**RECORDS SHOWN:**
-------

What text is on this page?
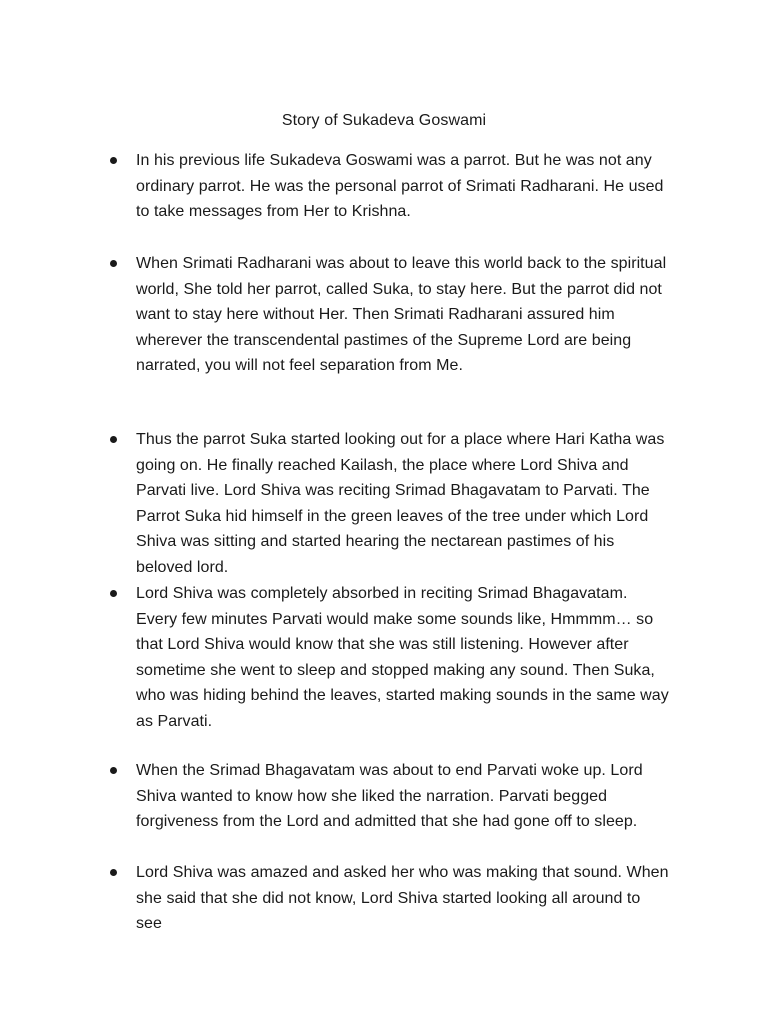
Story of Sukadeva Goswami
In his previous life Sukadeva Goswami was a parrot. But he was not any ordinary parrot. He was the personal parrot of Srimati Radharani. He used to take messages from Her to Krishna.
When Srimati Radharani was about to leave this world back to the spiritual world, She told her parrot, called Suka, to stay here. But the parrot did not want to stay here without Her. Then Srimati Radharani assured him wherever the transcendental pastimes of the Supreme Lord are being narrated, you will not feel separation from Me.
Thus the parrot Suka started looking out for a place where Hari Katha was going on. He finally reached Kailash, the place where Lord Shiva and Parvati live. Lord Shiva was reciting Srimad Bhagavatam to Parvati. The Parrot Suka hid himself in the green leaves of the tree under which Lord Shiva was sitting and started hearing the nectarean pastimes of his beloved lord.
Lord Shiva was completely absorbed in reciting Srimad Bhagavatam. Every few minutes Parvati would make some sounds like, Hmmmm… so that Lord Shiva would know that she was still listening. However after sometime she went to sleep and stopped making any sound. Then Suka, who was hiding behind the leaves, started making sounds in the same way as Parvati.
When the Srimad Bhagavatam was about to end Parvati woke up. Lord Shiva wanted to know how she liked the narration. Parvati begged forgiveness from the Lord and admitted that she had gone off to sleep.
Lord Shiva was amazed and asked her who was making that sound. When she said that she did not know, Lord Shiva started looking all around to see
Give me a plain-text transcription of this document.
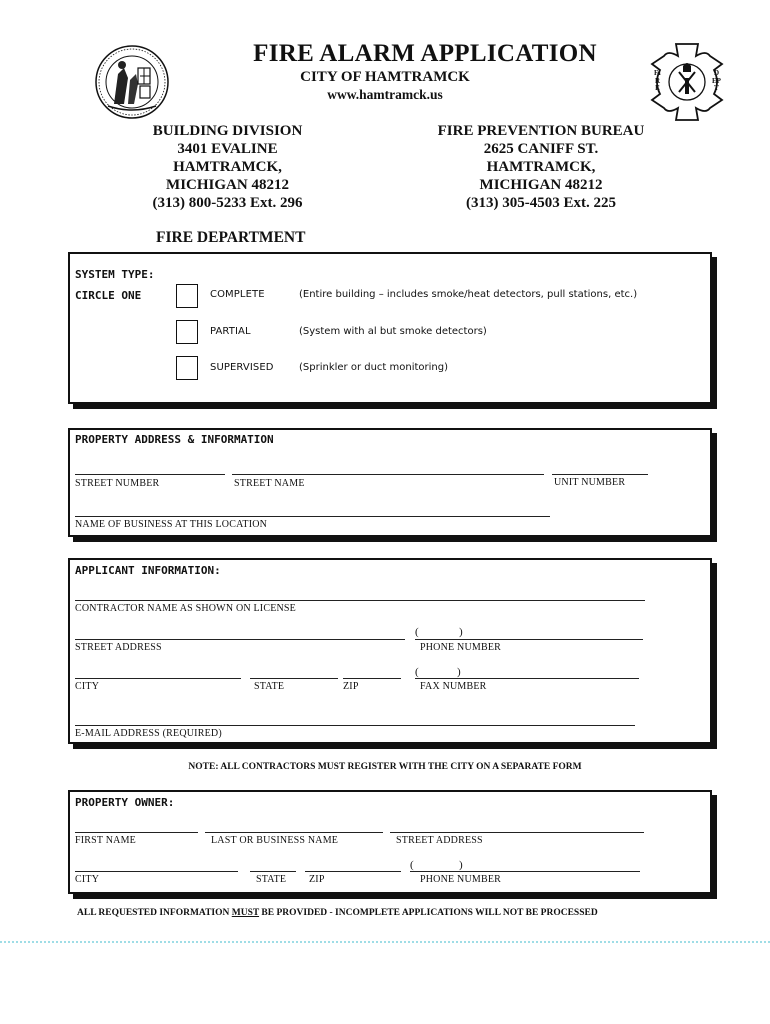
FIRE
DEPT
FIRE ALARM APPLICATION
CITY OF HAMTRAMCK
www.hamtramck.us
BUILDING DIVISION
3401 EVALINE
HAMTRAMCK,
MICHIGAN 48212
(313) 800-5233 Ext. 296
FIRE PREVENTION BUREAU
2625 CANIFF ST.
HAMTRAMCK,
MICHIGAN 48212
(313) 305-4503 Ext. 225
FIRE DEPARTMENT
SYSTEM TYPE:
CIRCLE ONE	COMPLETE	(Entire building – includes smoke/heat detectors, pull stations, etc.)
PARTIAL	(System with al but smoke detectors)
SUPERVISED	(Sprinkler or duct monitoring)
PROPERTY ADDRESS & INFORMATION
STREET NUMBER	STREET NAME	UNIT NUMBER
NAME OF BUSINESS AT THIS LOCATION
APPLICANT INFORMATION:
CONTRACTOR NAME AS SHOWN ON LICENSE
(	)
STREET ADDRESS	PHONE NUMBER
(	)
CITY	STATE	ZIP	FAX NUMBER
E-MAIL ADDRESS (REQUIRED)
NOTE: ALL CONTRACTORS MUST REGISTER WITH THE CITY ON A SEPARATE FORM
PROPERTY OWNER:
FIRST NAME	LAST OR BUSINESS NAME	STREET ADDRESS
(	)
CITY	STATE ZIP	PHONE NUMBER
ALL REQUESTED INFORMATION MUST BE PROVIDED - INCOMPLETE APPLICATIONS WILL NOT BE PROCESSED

-------

Select all lines with the word "NUMBER" from the entries above.

STREET NUMBER	STREET NAME	UNIT NUMBER
STREET ADDRESS	PHONE NUMBER
CITY	STATE	ZIP	FAX NUMBER
CITY	STATE ZIP	PHONE NUMBER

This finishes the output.